>> begin TASK MATERIAL
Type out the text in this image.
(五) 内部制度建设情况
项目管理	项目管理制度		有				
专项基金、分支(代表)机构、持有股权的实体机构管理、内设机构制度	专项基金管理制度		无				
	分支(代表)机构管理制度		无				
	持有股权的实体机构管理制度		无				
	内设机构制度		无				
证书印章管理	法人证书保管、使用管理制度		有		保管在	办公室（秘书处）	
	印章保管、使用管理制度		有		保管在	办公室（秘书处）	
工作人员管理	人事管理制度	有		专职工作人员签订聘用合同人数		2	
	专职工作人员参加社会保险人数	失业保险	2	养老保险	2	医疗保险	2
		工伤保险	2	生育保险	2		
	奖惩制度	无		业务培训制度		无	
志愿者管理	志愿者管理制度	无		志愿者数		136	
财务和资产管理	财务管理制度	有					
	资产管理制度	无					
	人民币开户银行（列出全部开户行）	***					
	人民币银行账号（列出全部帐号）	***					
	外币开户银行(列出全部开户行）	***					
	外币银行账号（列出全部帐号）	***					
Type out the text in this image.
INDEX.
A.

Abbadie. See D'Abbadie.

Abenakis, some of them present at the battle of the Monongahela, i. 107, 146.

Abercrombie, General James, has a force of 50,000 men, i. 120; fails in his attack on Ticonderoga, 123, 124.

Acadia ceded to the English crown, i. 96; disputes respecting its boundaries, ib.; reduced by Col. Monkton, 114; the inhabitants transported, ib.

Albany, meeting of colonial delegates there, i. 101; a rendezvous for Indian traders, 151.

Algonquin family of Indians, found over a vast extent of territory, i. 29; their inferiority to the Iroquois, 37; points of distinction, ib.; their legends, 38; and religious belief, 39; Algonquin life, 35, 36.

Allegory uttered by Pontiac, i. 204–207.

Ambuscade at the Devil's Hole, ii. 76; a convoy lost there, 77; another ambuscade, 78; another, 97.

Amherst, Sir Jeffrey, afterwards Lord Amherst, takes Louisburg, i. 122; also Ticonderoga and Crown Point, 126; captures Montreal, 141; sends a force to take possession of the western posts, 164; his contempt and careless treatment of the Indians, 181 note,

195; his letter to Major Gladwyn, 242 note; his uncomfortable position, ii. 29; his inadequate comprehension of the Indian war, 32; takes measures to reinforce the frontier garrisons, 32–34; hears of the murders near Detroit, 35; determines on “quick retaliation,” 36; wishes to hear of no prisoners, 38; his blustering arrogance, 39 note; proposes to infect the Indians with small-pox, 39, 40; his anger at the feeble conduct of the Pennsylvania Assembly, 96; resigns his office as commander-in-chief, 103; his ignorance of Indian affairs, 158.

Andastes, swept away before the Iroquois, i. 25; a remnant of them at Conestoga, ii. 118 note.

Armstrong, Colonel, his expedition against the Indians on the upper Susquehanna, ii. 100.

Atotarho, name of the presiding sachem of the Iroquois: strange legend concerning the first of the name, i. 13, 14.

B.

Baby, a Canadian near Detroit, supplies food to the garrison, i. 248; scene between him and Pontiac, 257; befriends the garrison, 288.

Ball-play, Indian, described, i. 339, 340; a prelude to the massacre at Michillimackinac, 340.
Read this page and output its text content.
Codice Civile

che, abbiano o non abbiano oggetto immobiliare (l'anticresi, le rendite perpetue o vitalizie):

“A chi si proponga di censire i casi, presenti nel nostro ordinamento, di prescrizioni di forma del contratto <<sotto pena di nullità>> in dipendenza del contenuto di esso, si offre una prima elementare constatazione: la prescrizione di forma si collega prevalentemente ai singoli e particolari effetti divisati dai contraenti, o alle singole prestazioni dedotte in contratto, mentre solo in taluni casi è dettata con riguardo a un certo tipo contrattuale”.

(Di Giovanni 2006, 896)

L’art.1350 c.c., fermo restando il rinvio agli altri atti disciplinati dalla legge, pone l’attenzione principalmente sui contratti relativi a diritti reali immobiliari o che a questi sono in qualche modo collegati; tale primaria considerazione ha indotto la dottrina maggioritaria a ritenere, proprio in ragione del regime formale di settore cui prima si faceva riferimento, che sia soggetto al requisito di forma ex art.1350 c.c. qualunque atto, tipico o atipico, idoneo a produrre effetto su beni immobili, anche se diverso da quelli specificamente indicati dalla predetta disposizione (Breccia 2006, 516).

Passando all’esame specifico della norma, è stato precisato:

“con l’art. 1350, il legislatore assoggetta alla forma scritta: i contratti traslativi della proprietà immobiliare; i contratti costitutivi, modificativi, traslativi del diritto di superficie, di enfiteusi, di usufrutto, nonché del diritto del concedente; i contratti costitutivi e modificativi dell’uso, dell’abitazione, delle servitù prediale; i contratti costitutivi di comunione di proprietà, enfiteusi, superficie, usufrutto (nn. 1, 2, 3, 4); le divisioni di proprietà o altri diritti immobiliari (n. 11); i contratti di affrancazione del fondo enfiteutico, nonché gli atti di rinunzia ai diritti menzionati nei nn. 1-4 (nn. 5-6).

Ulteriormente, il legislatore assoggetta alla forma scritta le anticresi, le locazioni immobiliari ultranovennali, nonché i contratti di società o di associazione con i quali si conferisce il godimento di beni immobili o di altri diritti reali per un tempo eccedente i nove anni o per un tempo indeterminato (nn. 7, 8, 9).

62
>> end TASK MATERIAL
- GOAL -
Repeat all the entries word for word.

- WRITTEN ANSWER -
Type out the text in this image.
(五) 内部制度建设情况
项目管理	项目管理制度		有				
专项基金、分支(代表)机构、持有股权的实体机构管理、内设机构制度	专项基金管理制度		无				
	分支(代表)机构管理制度		无				
	持有股权的实体机构管理制度		无				
	内设机构制度		无				
证书印章管理	法人证书保管、使用管理制度		有		保管在	办公室（秘书处）	
	印章保管、使用管理制度		有		保管在	办公室（秘书处）	
工作人员管理	人事管理制度	有		专职工作人员签订聘用合同人数		2	
	专职工作人员参加社会保险人数	失业保险	2	养老保险	2	医疗保险	2
		工伤保险	2	生育保险	2		
	奖惩制度	无		业务培训制度		无	
志愿者管理	志愿者管理制度	无		志愿者数		136	
财务和资产管理	财务管理制度	有					
	资产管理制度	无					
	人民币开户银行（列出全部开户行）	***					
	人民币银行账号（列出全部帐号）	***					
	外币开户银行(列出全部开户行）	***					
	外币银行账号（列出全部帐号）	***					
Type out the text in this image.
INDEX.
A.

Abbadie. See D'Abbadie.

Abenakis, some of them present at the battle of the Monongahela, i. 107, 146.

Abercrombie, General James, has a force of 50,000 men, i. 120; fails in his attack on Ticonderoga, 123, 124.

Acadia ceded to the English crown, i. 96; disputes respecting its boundaries, ib.; reduced by Col. Monkton, 114; the inhabitants transported, ib.

Albany, meeting of colonial delegates there, i. 101; a rendezvous for Indian traders, 151.

Algonquin family of Indians, found over a vast extent of territory, i. 29; their inferiority to the Iroquois, 37; points of distinction, ib.; their legends, 38; and religious belief, 39; Algonquin life, 35, 36.

Allegory uttered by Pontiac, i. 204–207.

Ambuscade at the Devil's Hole, ii. 76; a convoy lost there, 77; another ambuscade, 78; another, 97.

Amherst, Sir Jeffrey, afterwards Lord Amherst, takes Louisburg, i. 122; also Ticonderoga and Crown Point, 126; captures Montreal, 141; sends a force to take possession of the western posts, 164; his contempt and careless treatment of the Indians, 181 note,

195; his letter to Major Gladwyn, 242 note; his uncomfortable position, ii. 29; his inadequate comprehension of the Indian war, 32; takes measures to reinforce the frontier garrisons, 32–34; hears of the murders near Detroit, 35; determines on “quick retaliation,” 36; wishes to hear of no prisoners, 38; his blustering arrogance, 39 note; proposes to infect the Indians with small-pox, 39, 40; his anger at the feeble conduct of the Pennsylvania Assembly, 96; resigns his office as commander-in-chief, 103; his ignorance of Indian affairs, 158.

Andastes, swept away before the Iroquois, i. 25; a remnant of them at Conestoga, ii. 118 note.

Armstrong, Colonel, his expedition against the Indians on the upper Susquehanna, ii. 100.

Atotarho, name of the presiding sachem of the Iroquois: strange legend concerning the first of the name, i. 13, 14.

B.

Baby, a Canadian near Detroit, supplies food to the garrison, i. 248; scene between him and Pontiac, 257; befriends the garrison, 288.

Ball-play, Indian, described, i. 339, 340; a prelude to the massacre at Michillimackinac, 340.
Read this page and output its text content.
Codice Civile

che, abbiano o non abbiano oggetto immobiliare (l'anticresi, le rendite perpetue o vitalizie):

“A chi si proponga di censire i casi, presenti nel nostro ordinamento, di prescrizioni di forma del contratto <<sotto pena di nullità>> in dipendenza del contenuto di esso, si offre una prima elementare constatazione: la prescrizione di forma si collega prevalentemente ai singoli e particolari effetti divisati dai contraenti, o alle singole prestazioni dedotte in contratto, mentre solo in taluni casi è dettata con riguardo a un certo tipo contrattuale”.

(Di Giovanni 2006, 896)

L’art.1350 c.c., fermo restando il rinvio agli altri atti disciplinati dalla legge, pone l’attenzione principalmente sui contratti relativi a diritti reali immobiliari o che a questi sono in qualche modo collegati; tale primaria considerazione ha indotto la dottrina maggioritaria a ritenere, proprio in ragione del regime formale di settore cui prima si faceva riferimento, che sia soggetto al requisito di forma ex art.1350 c.c. qualunque atto, tipico o atipico, idoneo a produrre effetto su beni immobili, anche se diverso da quelli specificamente indicati dalla predetta disposizione (Breccia 2006, 516).

Passando all’esame specifico della norma, è stato precisato:

“con l’art. 1350, il legislatore assoggetta alla forma scritta: i contratti traslativi della proprietà immobiliare; i contratti costitutivi, modificativi, traslativi del diritto di superficie, di enfiteusi, di usufrutto, nonché del diritto del concedente; i contratti costitutivi e modificativi dell’uso, dell’abitazione, delle servitù prediale; i contratti costitutivi di comunione di proprietà, enfiteusi, superficie, usufrutto (nn. 1, 2, 3, 4); le divisioni di proprietà o altri diritti immobiliari (n. 11); i contratti di affrancazione del fondo enfiteutico, nonché gli atti di rinunzia ai diritti menzionati nei nn. 1-4 (nn. 5-6).

Ulteriormente, il legislatore assoggetta alla forma scritta le anticresi, le locazioni immobiliari ultranovennali, nonché i contratti di società o di associazione con i quali si conferisce il godimento di beni immobili o di altri diritti reali per un tempo eccedente i nove anni o per un tempo indeterminato (nn. 7, 8, 9).

62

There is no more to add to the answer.